▶ [Aim of the task] Would you restate all the data that follows, word for word?

--- Begin Dataset extract ---

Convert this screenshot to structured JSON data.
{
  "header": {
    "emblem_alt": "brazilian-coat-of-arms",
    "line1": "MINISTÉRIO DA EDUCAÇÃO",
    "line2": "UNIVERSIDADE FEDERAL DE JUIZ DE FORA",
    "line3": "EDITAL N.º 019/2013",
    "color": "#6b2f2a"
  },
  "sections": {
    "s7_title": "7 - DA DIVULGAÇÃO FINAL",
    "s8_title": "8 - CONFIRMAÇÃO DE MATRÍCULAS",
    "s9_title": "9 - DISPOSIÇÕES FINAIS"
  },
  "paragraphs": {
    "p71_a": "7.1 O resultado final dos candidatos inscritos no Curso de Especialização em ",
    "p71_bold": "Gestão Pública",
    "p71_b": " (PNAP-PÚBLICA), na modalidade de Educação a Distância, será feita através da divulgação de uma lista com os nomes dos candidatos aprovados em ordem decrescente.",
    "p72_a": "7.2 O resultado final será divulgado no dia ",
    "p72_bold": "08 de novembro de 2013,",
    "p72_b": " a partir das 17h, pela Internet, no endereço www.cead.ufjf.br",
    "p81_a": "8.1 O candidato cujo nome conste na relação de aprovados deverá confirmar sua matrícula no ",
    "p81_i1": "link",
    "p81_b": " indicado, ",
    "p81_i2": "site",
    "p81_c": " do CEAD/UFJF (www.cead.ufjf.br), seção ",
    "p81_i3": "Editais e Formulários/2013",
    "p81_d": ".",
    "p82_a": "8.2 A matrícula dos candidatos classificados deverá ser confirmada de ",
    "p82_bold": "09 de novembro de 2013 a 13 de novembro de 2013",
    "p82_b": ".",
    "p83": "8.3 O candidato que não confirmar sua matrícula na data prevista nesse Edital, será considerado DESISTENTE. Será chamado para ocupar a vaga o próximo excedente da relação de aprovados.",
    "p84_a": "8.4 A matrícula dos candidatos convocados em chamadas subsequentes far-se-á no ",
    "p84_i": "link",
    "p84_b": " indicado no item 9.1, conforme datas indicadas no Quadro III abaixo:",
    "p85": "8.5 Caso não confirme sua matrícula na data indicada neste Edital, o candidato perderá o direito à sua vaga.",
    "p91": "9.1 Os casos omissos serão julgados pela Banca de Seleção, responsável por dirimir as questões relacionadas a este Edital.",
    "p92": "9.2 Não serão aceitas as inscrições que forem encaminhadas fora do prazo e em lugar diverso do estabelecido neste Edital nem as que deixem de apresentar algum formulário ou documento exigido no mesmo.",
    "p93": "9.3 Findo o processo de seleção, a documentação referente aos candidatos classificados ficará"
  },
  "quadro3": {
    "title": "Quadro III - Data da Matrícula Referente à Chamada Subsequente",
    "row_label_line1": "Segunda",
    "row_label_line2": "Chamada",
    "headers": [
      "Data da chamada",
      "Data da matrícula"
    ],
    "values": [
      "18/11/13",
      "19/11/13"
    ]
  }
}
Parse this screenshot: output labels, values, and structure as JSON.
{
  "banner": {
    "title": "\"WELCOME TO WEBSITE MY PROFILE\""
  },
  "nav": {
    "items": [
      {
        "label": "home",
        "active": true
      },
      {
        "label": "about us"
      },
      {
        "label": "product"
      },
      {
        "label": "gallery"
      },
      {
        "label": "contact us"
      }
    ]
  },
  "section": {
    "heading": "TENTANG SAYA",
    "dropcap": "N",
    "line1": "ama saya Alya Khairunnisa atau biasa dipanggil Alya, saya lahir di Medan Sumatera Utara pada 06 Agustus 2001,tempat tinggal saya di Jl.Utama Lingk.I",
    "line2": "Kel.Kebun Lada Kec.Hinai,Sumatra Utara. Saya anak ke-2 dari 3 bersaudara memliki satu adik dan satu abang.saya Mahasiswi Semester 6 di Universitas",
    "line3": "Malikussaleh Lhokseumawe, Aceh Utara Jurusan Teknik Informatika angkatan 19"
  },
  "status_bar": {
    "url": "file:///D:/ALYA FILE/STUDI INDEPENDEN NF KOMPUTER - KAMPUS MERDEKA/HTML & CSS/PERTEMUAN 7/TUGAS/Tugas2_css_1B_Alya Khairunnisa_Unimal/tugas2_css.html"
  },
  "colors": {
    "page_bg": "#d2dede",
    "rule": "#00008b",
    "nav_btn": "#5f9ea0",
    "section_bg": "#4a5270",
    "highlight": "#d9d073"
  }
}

--- End Dataset extract ---

▶ [The answer]
Convert this screenshot to structured JSON data.
{
  "header": {
    "emblem_alt": "brazilian-coat-of-arms",
    "line1": "MINISTÉRIO DA EDUCAÇÃO",
    "line2": "UNIVERSIDADE FEDERAL DE JUIZ DE FORA",
    "line3": "EDITAL N.º 019/2013",
    "color": "#6b2f2a"
  },
  "sections": {
    "s7_title": "7 - DA DIVULGAÇÃO FINAL",
    "s8_title": "8 - CONFIRMAÇÃO DE MATRÍCULAS",
    "s9_title": "9 - DISPOSIÇÕES FINAIS"
  },
  "paragraphs": {
    "p71_a": "7.1 O resultado final dos candidatos inscritos no Curso de Especialização em ",
    "p71_bold": "Gestão Pública",
    "p71_b": " (PNAP-PÚBLICA), na modalidade de Educação a Distância, será feita através da divulgação de uma lista com os nomes dos candidatos aprovados em ordem decrescente.",
    "p72_a": "7.2 O resultado final será divulgado no dia ",
    "p72_bold": "08 de novembro de 2013,",
    "p72_b": " a partir das 17h, pela Internet, no endereço www.cead.ufjf.br",
    "p81_a": "8.1 O candidato cujo nome conste na relação de aprovados deverá confirmar sua matrícula no ",
    "p81_i1": "link",
    "p81_b": " indicado, ",
    "p81_i2": "site",
    "p81_c": " do CEAD/UFJF (www.cead.ufjf.br), seção ",
    "p81_i3": "Editais e Formulários/2013",
    "p81_d": ".",
    "p82_a": "8.2 A matrícula dos candidatos classificados deverá ser confirmada de ",
    "p82_bold": "09 de novembro de 2013 a 13 de novembro de 2013",
    "p82_b": ".",
    "p83": "8.3 O candidato que não confirmar sua matrícula na data prevista nesse Edital, será considerado DESISTENTE. Será chamado para ocupar a vaga o próximo excedente da relação de aprovados.",
    "p84_a": "8.4 A matrícula dos candidatos convocados em chamadas subsequentes far-se-á no ",
    "p84_i": "link",
    "p84_b": " indicado no item 9.1, conforme datas indicadas no Quadro III abaixo:",
    "p85": "8.5 Caso não confirme sua matrícula na data indicada neste Edital, o candidato perderá o direito à sua vaga.",
    "p91": "9.1 Os casos omissos serão julgados pela Banca de Seleção, responsável por dirimir as questões relacionadas a este Edital.",
    "p92": "9.2 Não serão aceitas as inscrições que forem encaminhadas fora do prazo e em lugar diverso do estabelecido neste Edital nem as que deixem de apresentar algum formulário ou documento exigido no mesmo.",
    "p93": "9.3 Findo o processo de seleção, a documentação referente aos candidatos classificados ficará"
  },
  "quadro3": {
    "title": "Quadro III - Data da Matrícula Referente à Chamada Subsequente",
    "row_label_line1": "Segunda",
    "row_label_line2": "Chamada",
    "headers": [
      "Data da chamada",
      "Data da matrícula"
    ],
    "values": [
      "18/11/13",
      "19/11/13"
    ]
  }
}
Parse this screenshot: output labels, values, and structure as JSON.
{
  "banner": {
    "title": "\"WELCOME TO WEBSITE MY PROFILE\""
  },
  "nav": {
    "items": [
      {
        "label": "home",
        "active": true
      },
      {
        "label": "about us"
      },
      {
        "label": "product"
      },
      {
        "label": "gallery"
      },
      {
        "label": "contact us"
      }
    ]
  },
  "section": {
    "heading": "TENTANG SAYA",
    "dropcap": "N",
    "line1": "ama saya Alya Khairunnisa atau biasa dipanggil Alya, saya lahir di Medan Sumatera Utara pada 06 Agustus 2001,tempat tinggal saya di Jl.Utama Lingk.I",
    "line2": "Kel.Kebun Lada Kec.Hinai,Sumatra Utara. Saya anak ke-2 dari 3 bersaudara memliki satu adik dan satu abang.saya Mahasiswi Semester 6 di Universitas",
    "line3": "Malikussaleh Lhokseumawe, Aceh Utara Jurusan Teknik Informatika angkatan 19"
  },
  "status_bar": {
    "url": "file:///D:/ALYA FILE/STUDI INDEPENDEN NF KOMPUTER - KAMPUS MERDEKA/HTML & CSS/PERTEMUAN 7/TUGAS/Tugas2_css_1B_Alya Khairunnisa_Unimal/tugas2_css.html"
  },
  "colors": {
    "page_bg": "#d2dede",
    "rule": "#00008b",
    "nav_btn": "#5f9ea0",
    "section_bg": "#4a5270",
    "highlight": "#d9d073"
  }
}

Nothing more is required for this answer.